### TASK DETAILS
Determine the number of lines containing the word "Solactive全球鈾及核能指數". Reply with it and nothing else.
Start of INFORMATION SHOWN
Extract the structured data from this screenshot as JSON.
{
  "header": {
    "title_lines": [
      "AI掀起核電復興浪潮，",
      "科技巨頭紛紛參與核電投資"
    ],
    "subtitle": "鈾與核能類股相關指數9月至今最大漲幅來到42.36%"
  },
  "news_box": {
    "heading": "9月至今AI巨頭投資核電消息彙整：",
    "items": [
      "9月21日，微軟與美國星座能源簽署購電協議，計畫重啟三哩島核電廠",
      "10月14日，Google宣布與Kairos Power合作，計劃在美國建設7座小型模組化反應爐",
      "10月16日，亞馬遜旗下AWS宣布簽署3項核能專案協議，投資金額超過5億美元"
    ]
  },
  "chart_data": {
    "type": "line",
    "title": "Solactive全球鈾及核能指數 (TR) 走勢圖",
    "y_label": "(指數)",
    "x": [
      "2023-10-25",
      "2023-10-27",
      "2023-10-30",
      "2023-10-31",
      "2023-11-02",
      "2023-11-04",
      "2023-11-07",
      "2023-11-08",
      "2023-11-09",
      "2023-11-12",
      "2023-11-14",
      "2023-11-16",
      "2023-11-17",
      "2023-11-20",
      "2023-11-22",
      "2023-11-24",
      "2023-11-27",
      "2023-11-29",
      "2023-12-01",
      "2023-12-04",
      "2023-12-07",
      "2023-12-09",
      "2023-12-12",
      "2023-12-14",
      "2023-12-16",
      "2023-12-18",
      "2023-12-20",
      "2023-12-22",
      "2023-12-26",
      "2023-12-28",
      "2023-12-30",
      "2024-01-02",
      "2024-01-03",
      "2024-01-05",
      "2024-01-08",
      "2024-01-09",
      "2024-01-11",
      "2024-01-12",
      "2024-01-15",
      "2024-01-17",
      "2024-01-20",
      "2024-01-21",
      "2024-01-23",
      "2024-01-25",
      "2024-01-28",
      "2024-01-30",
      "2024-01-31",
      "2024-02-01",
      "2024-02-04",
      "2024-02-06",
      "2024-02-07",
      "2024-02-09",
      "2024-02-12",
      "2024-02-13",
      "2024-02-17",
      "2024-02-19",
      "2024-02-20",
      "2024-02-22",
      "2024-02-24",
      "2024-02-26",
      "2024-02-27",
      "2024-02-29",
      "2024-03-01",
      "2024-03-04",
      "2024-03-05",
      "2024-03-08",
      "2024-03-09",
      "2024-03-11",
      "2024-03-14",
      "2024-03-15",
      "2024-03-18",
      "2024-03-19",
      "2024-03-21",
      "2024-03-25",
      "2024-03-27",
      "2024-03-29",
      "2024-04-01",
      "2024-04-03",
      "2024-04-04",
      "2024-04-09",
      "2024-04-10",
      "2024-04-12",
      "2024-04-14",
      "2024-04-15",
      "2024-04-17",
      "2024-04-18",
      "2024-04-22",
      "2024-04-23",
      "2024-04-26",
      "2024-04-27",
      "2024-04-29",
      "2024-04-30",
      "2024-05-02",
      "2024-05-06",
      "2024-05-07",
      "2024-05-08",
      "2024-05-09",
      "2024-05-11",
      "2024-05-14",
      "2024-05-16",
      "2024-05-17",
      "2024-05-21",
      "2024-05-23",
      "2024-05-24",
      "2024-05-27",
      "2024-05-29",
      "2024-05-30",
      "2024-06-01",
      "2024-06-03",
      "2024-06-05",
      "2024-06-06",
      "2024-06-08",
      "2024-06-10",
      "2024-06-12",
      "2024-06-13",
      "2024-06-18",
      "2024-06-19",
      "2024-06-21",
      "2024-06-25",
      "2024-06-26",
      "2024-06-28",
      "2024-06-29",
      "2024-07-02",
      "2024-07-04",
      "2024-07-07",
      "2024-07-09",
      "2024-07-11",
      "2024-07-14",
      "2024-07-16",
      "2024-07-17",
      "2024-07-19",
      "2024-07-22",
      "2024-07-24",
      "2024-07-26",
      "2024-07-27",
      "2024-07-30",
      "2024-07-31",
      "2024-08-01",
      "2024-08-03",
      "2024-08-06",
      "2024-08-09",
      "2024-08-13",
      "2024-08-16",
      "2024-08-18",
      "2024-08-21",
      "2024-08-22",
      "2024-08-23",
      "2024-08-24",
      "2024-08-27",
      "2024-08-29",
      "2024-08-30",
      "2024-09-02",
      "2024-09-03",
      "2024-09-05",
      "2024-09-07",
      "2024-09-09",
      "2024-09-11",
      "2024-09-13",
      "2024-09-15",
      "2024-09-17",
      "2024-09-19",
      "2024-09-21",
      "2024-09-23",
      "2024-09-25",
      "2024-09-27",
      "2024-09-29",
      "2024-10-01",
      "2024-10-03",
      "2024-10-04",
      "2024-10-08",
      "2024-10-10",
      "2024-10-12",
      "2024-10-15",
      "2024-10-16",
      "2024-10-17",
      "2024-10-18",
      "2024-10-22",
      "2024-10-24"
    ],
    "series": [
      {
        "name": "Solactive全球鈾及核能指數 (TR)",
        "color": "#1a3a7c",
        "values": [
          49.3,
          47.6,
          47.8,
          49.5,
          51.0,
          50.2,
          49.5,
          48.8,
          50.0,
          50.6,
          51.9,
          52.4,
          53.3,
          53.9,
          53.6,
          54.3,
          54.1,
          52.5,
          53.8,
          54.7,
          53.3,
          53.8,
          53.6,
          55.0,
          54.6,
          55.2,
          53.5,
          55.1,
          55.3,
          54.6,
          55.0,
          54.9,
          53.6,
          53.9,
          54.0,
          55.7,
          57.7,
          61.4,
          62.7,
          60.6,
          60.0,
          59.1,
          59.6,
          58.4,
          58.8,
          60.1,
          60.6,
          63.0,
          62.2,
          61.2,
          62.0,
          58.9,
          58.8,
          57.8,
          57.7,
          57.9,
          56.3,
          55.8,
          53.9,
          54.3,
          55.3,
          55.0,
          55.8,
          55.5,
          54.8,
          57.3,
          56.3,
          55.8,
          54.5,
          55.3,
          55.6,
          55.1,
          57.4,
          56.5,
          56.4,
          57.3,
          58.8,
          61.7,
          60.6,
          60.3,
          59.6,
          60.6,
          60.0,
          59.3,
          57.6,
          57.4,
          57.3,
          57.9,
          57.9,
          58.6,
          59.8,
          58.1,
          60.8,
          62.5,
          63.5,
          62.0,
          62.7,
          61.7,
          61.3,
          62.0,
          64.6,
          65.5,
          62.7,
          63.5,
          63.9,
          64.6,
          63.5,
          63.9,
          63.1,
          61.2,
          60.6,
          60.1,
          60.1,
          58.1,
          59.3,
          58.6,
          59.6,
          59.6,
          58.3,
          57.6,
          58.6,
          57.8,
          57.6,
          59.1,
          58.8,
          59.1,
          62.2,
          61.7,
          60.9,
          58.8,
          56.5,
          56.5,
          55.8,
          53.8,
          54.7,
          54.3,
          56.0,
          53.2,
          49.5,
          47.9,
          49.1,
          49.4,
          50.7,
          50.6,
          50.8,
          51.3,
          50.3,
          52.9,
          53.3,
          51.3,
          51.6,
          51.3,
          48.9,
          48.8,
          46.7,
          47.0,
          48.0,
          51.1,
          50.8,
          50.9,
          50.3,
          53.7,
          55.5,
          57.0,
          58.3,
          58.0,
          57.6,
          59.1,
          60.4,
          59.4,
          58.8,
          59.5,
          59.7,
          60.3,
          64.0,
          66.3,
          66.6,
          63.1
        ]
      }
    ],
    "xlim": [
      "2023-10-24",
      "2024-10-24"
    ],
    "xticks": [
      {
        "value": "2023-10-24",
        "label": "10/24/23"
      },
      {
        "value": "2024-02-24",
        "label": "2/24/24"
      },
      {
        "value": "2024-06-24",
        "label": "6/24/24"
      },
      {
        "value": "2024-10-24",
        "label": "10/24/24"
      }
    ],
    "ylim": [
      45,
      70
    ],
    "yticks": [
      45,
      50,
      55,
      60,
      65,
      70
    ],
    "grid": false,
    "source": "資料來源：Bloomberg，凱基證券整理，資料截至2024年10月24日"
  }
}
End of INFORMATION SHOWN
### SOLUTION BELOW
2